Collection entries:

↓↓↓

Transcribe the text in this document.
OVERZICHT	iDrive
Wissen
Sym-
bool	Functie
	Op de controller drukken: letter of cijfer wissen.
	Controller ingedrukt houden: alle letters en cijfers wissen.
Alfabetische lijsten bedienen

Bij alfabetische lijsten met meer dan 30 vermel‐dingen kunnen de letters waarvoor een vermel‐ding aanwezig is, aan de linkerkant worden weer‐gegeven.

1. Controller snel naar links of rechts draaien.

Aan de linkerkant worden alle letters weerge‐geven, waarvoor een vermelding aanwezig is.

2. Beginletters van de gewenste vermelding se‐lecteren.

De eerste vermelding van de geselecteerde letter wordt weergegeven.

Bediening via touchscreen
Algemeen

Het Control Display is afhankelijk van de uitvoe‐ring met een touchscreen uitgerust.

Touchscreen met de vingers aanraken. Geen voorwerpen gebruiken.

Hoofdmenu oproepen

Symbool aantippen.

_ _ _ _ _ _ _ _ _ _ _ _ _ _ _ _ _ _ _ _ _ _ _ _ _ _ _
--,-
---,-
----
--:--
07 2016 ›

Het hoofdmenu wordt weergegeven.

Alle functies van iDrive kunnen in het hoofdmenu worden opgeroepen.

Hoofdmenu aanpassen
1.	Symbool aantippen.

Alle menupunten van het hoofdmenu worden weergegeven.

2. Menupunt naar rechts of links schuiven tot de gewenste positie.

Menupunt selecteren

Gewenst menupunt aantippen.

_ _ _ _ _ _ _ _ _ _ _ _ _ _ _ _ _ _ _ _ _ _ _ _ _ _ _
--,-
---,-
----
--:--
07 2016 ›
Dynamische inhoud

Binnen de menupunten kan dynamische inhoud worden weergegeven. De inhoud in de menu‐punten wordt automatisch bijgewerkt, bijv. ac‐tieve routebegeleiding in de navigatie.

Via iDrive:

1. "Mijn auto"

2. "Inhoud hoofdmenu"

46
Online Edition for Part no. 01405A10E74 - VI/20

↑↑↑

Requirements: Within the data above, pick out all lines holding the word "waarvoor".

Written response:
Bij alfabetische lijsten met meer dan 30 vermel‐dingen kunnen de letters waarvoor een vermel‐ding aanwezig is, aan de linkerkant worden weer‐gegeven.
Aan de linkerkant worden alle letters weerge‐geven, waarvoor een vermelding aanwezig is.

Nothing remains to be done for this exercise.